(OBJECTIVE):
Reproduce the material word for word; the images stay out.

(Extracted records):
++++++++

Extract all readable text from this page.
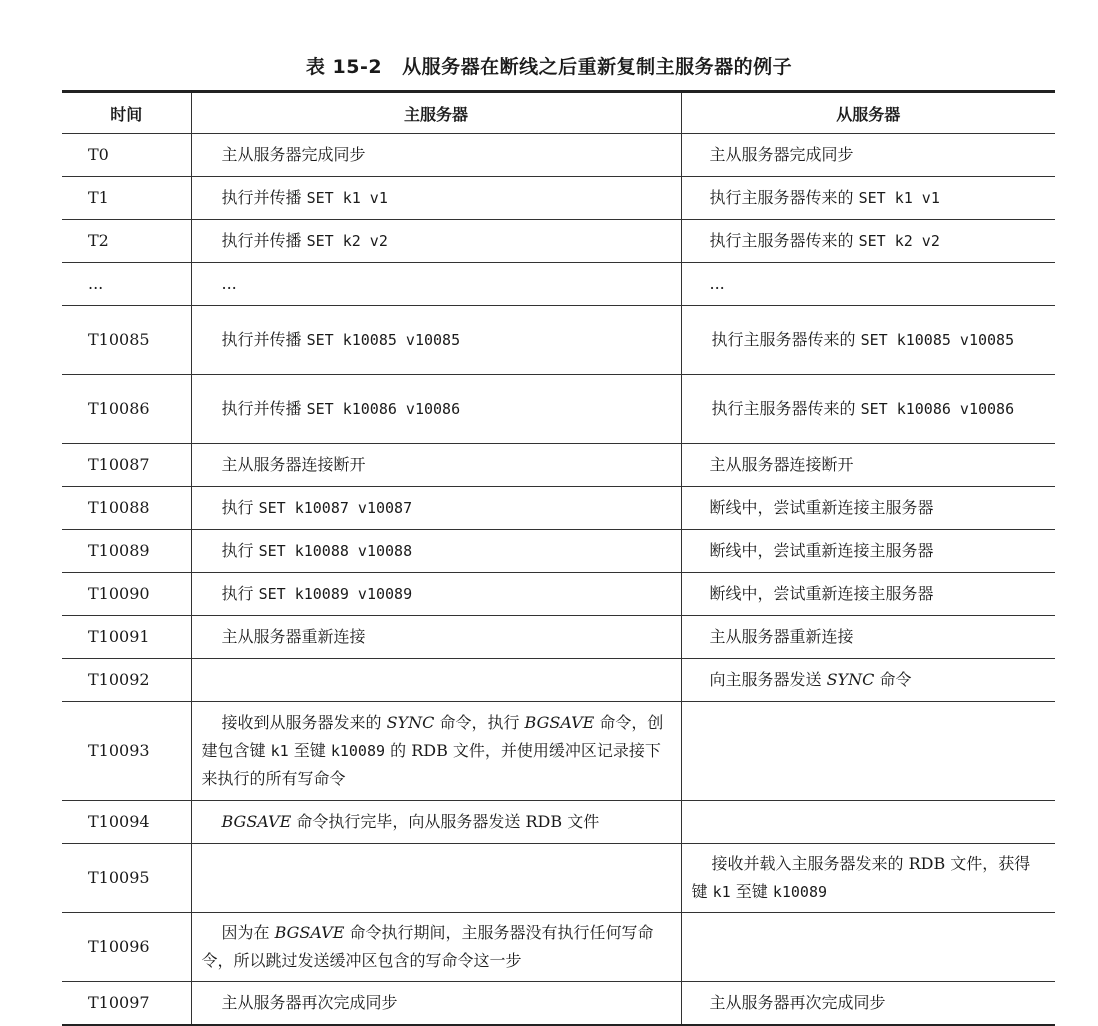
表 15-2 从服务器在断线之后重新复制主服务器的例子
时间	主服务器	从服务器
T0	主从服务器完成同步	主从服务器完成同步
T1	执行并传播 SET k1 v1	执行主服务器传来的 SET k1 v1
T2	执行并传播 SET k2 v2	执行主服务器传来的 SET k2 v2
...	...	...
T10085	执行并传播 SET k10085 v10085	执行主服务器传来的 SET k10085 v10085
T10086	执行并传播 SET k10086 v10086	执行主服务器传来的 SET k10086 v10086
T10087	主从服务器连接断开	主从服务器连接断开
T10088	执行 SET k10087 v10087	断线中，尝试重新连接主服务器
T10089	执行 SET k10088 v10088	断线中，尝试重新连接主服务器
T10090	执行 SET k10089 v10089	断线中，尝试重新连接主服务器
T10091	主从服务器重新连接	主从服务器重新连接
T10092		向主服务器发送 SYNC 命令
T10093	接收到从服务器发来的 SYNC 命令，执行 BGSAVE 命令，创建包含键 k1 至键 k10089 的 RDB 文件，并使用缓冲区记录接下来执行的所有写命令	
T10094	BGSAVE 命令执行完毕，向从服务器发送 RDB 文件	
T10095		接收并载入主服务器发来的 RDB 文件，获得键 k1 至键 k10089
T10096	因为在 BGSAVE 命令执行期间，主服务器没有执行任何写命令，所以跳过发送缓冲区包含的写命令这一步	
T10097	主从服务器再次完成同步	主从服务器再次完成同步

++++++++

(WORKED SOLUTION):
Extract all readable text from this page.
表 15-2 从服务器在断线之后重新复制主服务器的例子
时间	主服务器	从服务器
T0	主从服务器完成同步	主从服务器完成同步
T1	执行并传播 SET k1 v1	执行主服务器传来的 SET k1 v1
T2	执行并传播 SET k2 v2	执行主服务器传来的 SET k2 v2
...	...	...
T10085	执行并传播 SET k10085 v10085	执行主服务器传来的 SET k10085 v10085
T10086	执行并传播 SET k10086 v10086	执行主服务器传来的 SET k10086 v10086
T10087	主从服务器连接断开	主从服务器连接断开
T10088	执行 SET k10087 v10087	断线中，尝试重新连接主服务器
T10089	执行 SET k10088 v10088	断线中，尝试重新连接主服务器
T10090	执行 SET k10089 v10089	断线中，尝试重新连接主服务器
T10091	主从服务器重新连接	主从服务器重新连接
T10092		向主服务器发送 SYNC 命令
T10093	接收到从服务器发来的 SYNC 命令，执行 BGSAVE 命令，创建包含键 k1 至键 k10089 的 RDB 文件，并使用缓冲区记录接下来执行的所有写命令	
T10094	BGSAVE 命令执行完毕，向从服务器发送 RDB 文件	
T10095		接收并载入主服务器发来的 RDB 文件，获得键 k1 至键 k10089
T10096	因为在 BGSAVE 命令执行期间，主服务器没有执行任何写命令，所以跳过发送缓冲区包含的写命令这一步	
T10097	主从服务器再次完成同步	主从服务器再次完成同步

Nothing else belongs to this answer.